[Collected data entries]
## START
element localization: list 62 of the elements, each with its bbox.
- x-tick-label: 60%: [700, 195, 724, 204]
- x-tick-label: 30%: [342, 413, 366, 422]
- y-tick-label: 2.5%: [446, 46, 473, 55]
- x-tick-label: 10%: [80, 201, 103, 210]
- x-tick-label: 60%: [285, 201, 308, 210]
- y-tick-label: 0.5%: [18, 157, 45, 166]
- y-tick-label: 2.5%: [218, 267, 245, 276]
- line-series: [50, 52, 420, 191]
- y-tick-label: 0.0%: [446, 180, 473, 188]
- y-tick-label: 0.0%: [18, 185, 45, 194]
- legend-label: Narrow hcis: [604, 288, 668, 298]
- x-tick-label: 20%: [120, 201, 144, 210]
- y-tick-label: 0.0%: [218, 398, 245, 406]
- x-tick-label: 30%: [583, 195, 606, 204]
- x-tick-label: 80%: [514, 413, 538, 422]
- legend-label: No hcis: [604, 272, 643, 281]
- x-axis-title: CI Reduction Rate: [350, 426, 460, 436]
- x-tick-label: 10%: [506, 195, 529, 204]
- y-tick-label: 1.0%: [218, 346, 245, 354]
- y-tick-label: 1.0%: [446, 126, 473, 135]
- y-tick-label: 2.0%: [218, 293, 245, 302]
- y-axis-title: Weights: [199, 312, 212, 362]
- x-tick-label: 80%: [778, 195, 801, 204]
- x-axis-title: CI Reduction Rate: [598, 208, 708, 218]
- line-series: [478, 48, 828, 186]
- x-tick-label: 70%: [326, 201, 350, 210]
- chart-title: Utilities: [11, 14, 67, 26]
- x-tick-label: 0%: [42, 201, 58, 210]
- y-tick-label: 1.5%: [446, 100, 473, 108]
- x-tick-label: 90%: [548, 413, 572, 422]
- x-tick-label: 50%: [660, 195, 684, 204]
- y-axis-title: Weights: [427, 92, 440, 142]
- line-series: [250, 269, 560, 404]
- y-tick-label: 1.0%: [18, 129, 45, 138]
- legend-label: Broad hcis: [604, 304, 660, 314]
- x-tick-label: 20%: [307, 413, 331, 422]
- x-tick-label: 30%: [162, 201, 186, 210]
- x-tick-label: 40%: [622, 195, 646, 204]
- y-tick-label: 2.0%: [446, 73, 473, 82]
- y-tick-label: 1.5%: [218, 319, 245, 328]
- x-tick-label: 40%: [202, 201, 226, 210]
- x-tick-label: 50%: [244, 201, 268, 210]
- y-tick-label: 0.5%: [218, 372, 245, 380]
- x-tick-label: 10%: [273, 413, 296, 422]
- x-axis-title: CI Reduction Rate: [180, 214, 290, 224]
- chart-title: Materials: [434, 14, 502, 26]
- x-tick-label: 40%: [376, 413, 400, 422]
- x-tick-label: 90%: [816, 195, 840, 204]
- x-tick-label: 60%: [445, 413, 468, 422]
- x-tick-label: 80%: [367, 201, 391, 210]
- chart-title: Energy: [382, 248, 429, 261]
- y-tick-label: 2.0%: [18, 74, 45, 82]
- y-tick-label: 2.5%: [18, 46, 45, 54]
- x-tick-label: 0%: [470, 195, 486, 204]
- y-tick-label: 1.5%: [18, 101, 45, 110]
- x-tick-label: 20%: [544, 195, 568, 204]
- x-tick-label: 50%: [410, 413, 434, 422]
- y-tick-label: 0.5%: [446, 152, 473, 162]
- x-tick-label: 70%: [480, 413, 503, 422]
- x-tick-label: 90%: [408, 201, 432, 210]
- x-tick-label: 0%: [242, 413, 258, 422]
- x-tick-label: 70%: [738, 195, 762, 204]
## END
Convert every line of the material above into a JSON list of strings, one string per line, and omit any blank lines.

== CORRECT ANSWER ==
[
  "element localization: list 62 of the elements, each with its bbox.",
  "- x-tick-label: 60%: [700, 195, 724, 204]",
  "- x-tick-label: 30%: [342, 413, 366, 422]",
  "- y-tick-label: 2.5%: [446, 46, 473, 55]",
  "- x-tick-label: 10%: [80, 201, 103, 210]",
  "- x-tick-label: 60%: [285, 201, 308, 210]",
  "- y-tick-label: 0.5%: [18, 157, 45, 166]",
  "- y-tick-label: 2.5%: [218, 267, 245, 276]",
  "- line-series: [50, 52, 420, 191]",
  "- y-tick-label: 0.0%: [446, 180, 473, 188]",
  "- y-tick-label: 0.0%: [18, 185, 45, 194]",
  "- legend-label: Narrow hcis: [604, 288, 668, 298]",
  "- x-tick-label: 20%: [120, 201, 144, 210]",
  "- y-tick-label: 0.0%: [218, 398, 245, 406]",
  "- x-tick-label: 30%: [583, 195, 606, 204]",
  "- x-tick-label: 80%: [514, 413, 538, 422]",
  "- legend-label: No hcis: [604, 272, 643, 281]",
  "- x-axis-title: CI Reduction Rate: [350, 426, 460, 436]",
  "- x-tick-label: 10%: [506, 195, 529, 204]",
  "- y-tick-label: 1.0%: [218, 346, 245, 354]",
  "- y-tick-label: 1.0%: [446, 126, 473, 135]",
  "- y-tick-label: 2.0%: [218, 293, 245, 302]",
  "- y-axis-title: Weights: [199, 312, 212, 362]",
  "- x-tick-label: 80%: [778, 195, 801, 204]",
  "- x-axis-title: CI Reduction Rate: [598, 208, 708, 218]",
  "- line-series: [478, 48, 828, 186]",
  "- x-tick-label: 70%: [326, 201, 350, 210]",
  "- chart-title: Utilities: [11, 14, 67, 26]",
  "- x-tick-label: 0%: [42, 201, 58, 210]",
  "- y-tick-label: 1.5%: [446, 100, 473, 108]",
  "- x-tick-label: 90%: [548, 413, 572, 422]",
  "- x-tick-label: 50%: [660, 195, 684, 204]",
  "- y-axis-title: Weights: [427, 92, 440, 142]",
  "- line-series: [250, 269, 560, 404]",
  "- y-tick-label: 1.0%: [18, 129, 45, 138]",
  "- legend-label: Broad hcis: [604, 304, 660, 314]",
  "- x-tick-label: 20%: [307, 413, 331, 422]",
  "- x-tick-label: 30%: [162, 201, 186, 210]",
  "- x-tick-label: 40%: [622, 195, 646, 204]",
  "- y-tick-label: 2.0%: [446, 73, 473, 82]",
  "- y-tick-label: 1.5%: [218, 319, 245, 328]",
  "- x-tick-label: 40%: [202, 201, 226, 210]",
  "- x-tick-label: 50%: [244, 201, 268, 210]",
  "- y-tick-label: 0.5%: [218, 372, 245, 380]",
  "- x-tick-label: 10%: [273, 413, 296, 422]",
  "- x-axis-title: CI Reduction Rate: [180, 214, 290, 224]",
  "- chart-title: Materials: [434, 14, 502, 26]",
  "- x-tick-label: 40%: [376, 413, 400, 422]",
  "- x-tick-label: 90%: [816, 195, 840, 204]",
  "- x-tick-label: 60%: [445, 413, 468, 422]",
  "- x-tick-label: 80%: [367, 201, 391, 210]",
  "- chart-title: Energy: [382, 248, 429, 261]",
  "- y-tick-label: 2.0%: [18, 74, 45, 82]",
  "- y-tick-label: 2.5%: [18, 46, 45, 54]",
  "- x-tick-label: 0%: [470, 195, 486, 204]",
  "- y-tick-label: 1.5%: [18, 101, 45, 110]",
  "- x-tick-label: 20%: [544, 195, 568, 204]",
  "- x-tick-label: 50%: [410, 413, 434, 422]",
  "- y-tick-label: 0.5%: [446, 152, 473, 162]",
  "- x-tick-label: 70%: [480, 413, 503, 422]",
  "- x-tick-label: 90%: [408, 201, 432, 210]",
  "- x-tick-label: 0%: [242, 413, 258, 422]",
  "- x-tick-label: 70%: [738, 195, 762, 204]"
]